■ **Written exercise**:
Output each entry verbatim and exclude every picture from it.

--- Raw data ---

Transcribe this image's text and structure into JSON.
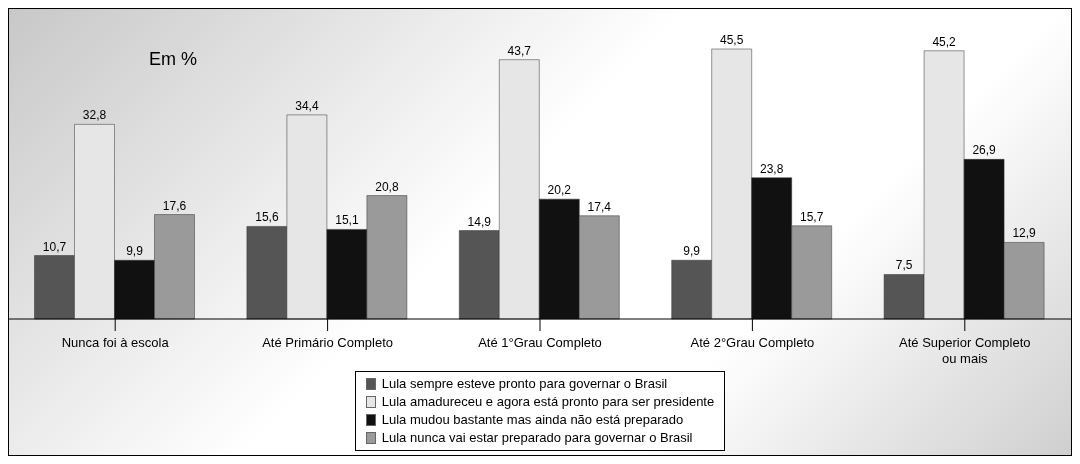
{
  "chart_data": {
    "type": "bar",
    "categories": [
      "Nunca foi à escola",
      "Até Primário Completo",
      "Até 1°Grau Completo",
      "Até 2°Grau Completo",
      "Até Superior Completo ou mais"
    ],
    "series": [
      {
        "name": "Lula sempre esteve pronto para governar o Brasil",
        "color": "#555555",
        "values": [
          10.7,
          15.6,
          14.9,
          9.9,
          7.5
        ],
        "value_labels": [
          "10,7",
          "15,6",
          "14,9",
          "9,9",
          "7,5"
        ]
      },
      {
        "name": "Lula amadureceu e agora está pronto para ser presidente",
        "color": "#e6e6e6",
        "values": [
          32.8,
          34.4,
          43.7,
          45.5,
          45.2
        ],
        "value_labels": [
          "32,8",
          "34,4",
          "43,7",
          "45,5",
          "45,2"
        ]
      },
      {
        "name": "Lula mudou bastante mas ainda não está preparado",
        "color": "#111111",
        "values": [
          9.9,
          15.1,
          20.2,
          23.8,
          26.9
        ],
        "value_labels": [
          "9,9",
          "15,1",
          "20,2",
          "23,8",
          "26,9"
        ]
      },
      {
        "name": "Lula nunca vai estar preparado para governar o Brasil",
        "color": "#9a9a9a",
        "values": [
          17.6,
          20.8,
          17.4,
          15.7,
          12.9
        ],
        "value_labels": [
          "17,6",
          "20,8",
          "17,4",
          "15,7",
          "12,9"
        ]
      }
    ],
    "annotations": [
      "Em %"
    ],
    "legend": "bottom"
  }
}
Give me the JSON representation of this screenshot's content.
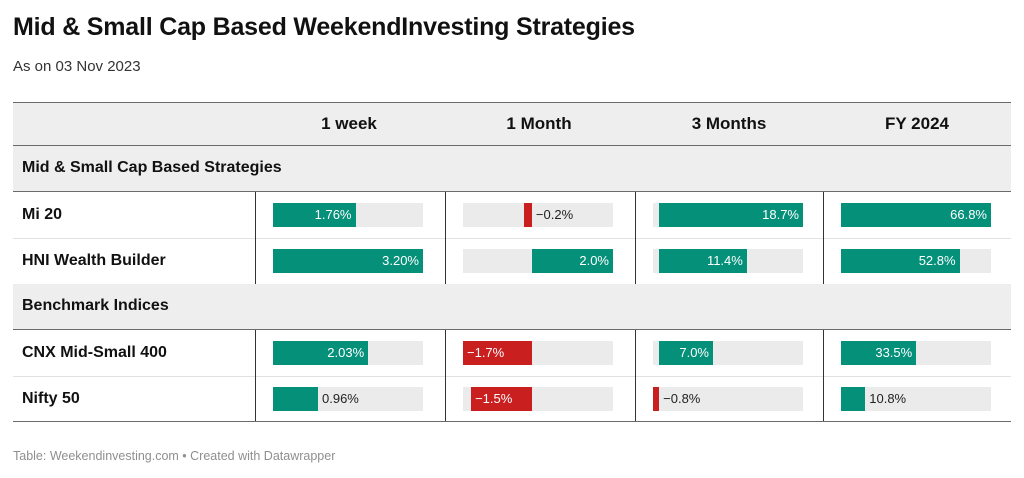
{
  "title": "Mid & Small Cap Based WeekendInvesting Strategies",
  "subtitle": "As on 03 Nov 2023",
  "notes": "Table: Weekendinvesting.com • Created with Datawrapper",
  "colors": {
    "positive": "#05907a",
    "negative": "#c91f1f",
    "track": "#ebebeb"
  },
  "chart_data": {
    "type": "table",
    "columns": [
      "1 week",
      "1 Month",
      "3 Months",
      "FY 2024"
    ],
    "unit": "%",
    "groups": [
      {
        "name": "Mid & Small Cap Based Strategies",
        "rows": [
          {
            "name": "Mi 20",
            "values": [
              1.76,
              -0.2,
              18.7,
              66.8
            ],
            "labels": [
              "1.76%",
              "−0.2%",
              "18.7%",
              "66.8%"
            ]
          },
          {
            "name": "HNI Wealth Builder",
            "values": [
              3.2,
              2.0,
              11.4,
              52.8
            ],
            "labels": [
              "3.20%",
              "2.0%",
              "11.4%",
              "52.8%"
            ]
          }
        ]
      },
      {
        "name": "Benchmark Indices",
        "rows": [
          {
            "name": "CNX Mid-Small 400",
            "values": [
              2.03,
              -1.7,
              7.0,
              33.5
            ],
            "labels": [
              "2.03%",
              "−1.7%",
              "7.0%",
              "33.5%"
            ]
          },
          {
            "name": "Nifty 50",
            "values": [
              0.96,
              -1.5,
              -0.8,
              10.8
            ],
            "labels": [
              "0.96%",
              "−1.5%",
              "−0.8%",
              "10.8%"
            ]
          }
        ]
      }
    ],
    "column_ranges": [
      [
        0,
        3.2
      ],
      [
        -1.7,
        2.0
      ],
      [
        -0.8,
        18.7
      ],
      [
        0,
        66.8
      ]
    ]
  }
}
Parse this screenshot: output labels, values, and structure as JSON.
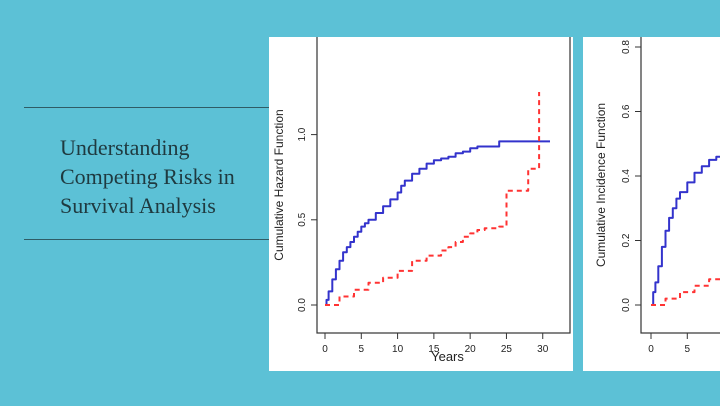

---

■ **Response for this exercise**:
Transcribe this image's text and structure into JSON.
{
  "chart_data": {
    "type": "bar",
    "categories": [
      "Nunca foi à escola",
      "Até Primário Completo",
      "Até 1°Grau Completo",
      "Até 2°Grau Completo",
      "Até Superior Completo ou mais"
    ],
    "series": [
      {
        "name": "Lula sempre esteve pronto para governar o Brasil",
        "color": "#555555",
        "values": [
          10.7,
          15.6,
          14.9,
          9.9,
          7.5
        ],
        "value_labels": [
          "10,7",
          "15,6",
          "14,9",
          "9,9",
          "7,5"
        ]
      },
      {
        "name": "Lula amadureceu e agora está pronto para ser presidente",
        "color": "#e6e6e6",
        "values": [
          32.8,
          34.4,
          43.7,
          45.5,
          45.2
        ],
        "value_labels": [
          "32,8",
          "34,4",
          "43,7",
          "45,5",
          "45,2"
        ]
      },
      {
        "name": "Lula mudou bastante mas ainda não está preparado",
        "color": "#111111",
        "values": [
          9.9,
          15.1,
          20.2,
          23.8,
          26.9
        ],
        "value_labels": [
          "9,9",
          "15,1",
          "20,2",
          "23,8",
          "26,9"
        ]
      },
      {
        "name": "Lula nunca vai estar preparado para governar o Brasil",
        "color": "#9a9a9a",
        "values": [
          17.6,
          20.8,
          17.4,
          15.7,
          12.9
        ],
        "value_labels": [
          "17,6",
          "20,8",
          "17,4",
          "15,7",
          "12,9"
        ]
      }
    ],
    "annotations": [
      "Em %"
    ],
    "legend": "bottom"
  }
}
Give me the JSON representation of this screenshot's content.
{
  "title": "Mid & Small Cap Based WeekendInvesting Strategies",
  "subtitle": "As on 03 Nov 2023",
  "notes": "Table: Weekendinvesting.com • Created with Datawrapper",
  "colors": {
    "positive": "#05907a",
    "negative": "#c91f1f",
    "track": "#ebebeb"
  },
  "chart_data": {
    "type": "table",
    "columns": [
      "1 week",
      "1 Month",
      "3 Months",
      "FY 2024"
    ],
    "unit": "%",
    "groups": [
      {
        "name": "Mid & Small Cap Based Strategies",
        "rows": [
          {
            "name": "Mi 20",
            "values": [
              1.76,
              -0.2,
              18.7,
              66.8
            ],
            "labels": [
              "1.76%",
              "−0.2%",
              "18.7%",
              "66.8%"
            ]
          },
          {
            "name": "HNI Wealth Builder",
            "values": [
              3.2,
              2.0,
              11.4,
              52.8
            ],
            "labels": [
              "3.20%",
              "2.0%",
              "11.4%",
              "52.8%"
            ]
          }
        ]
      },
      {
        "name": "Benchmark Indices",
        "rows": [
          {
            "name": "CNX Mid-Small 400",
            "values": [
              2.03,
              -1.7,
              7.0,
              33.5
            ],
            "labels": [
              "2.03%",
              "−1.7%",
              "7.0%",
              "33.5%"
            ]
          },
          {
            "name": "Nifty 50",
            "values": [
              0.96,
              -1.5,
              -0.8,
              10.8
            ],
            "labels": [
              "0.96%",
              "−1.5%",
              "−0.8%",
              "10.8%"
            ]
          }
        ]
      }
    ],
    "column_ranges": [
      [
        0,
        3.2
      ],
      [
        -1.7,
        2.0
      ],
      [
        -0.8,
        18.7
      ],
      [
        0,
        66.8
      ]
    ]
  }
}
Parse this screenshot: output labels, values, and structure as JSON.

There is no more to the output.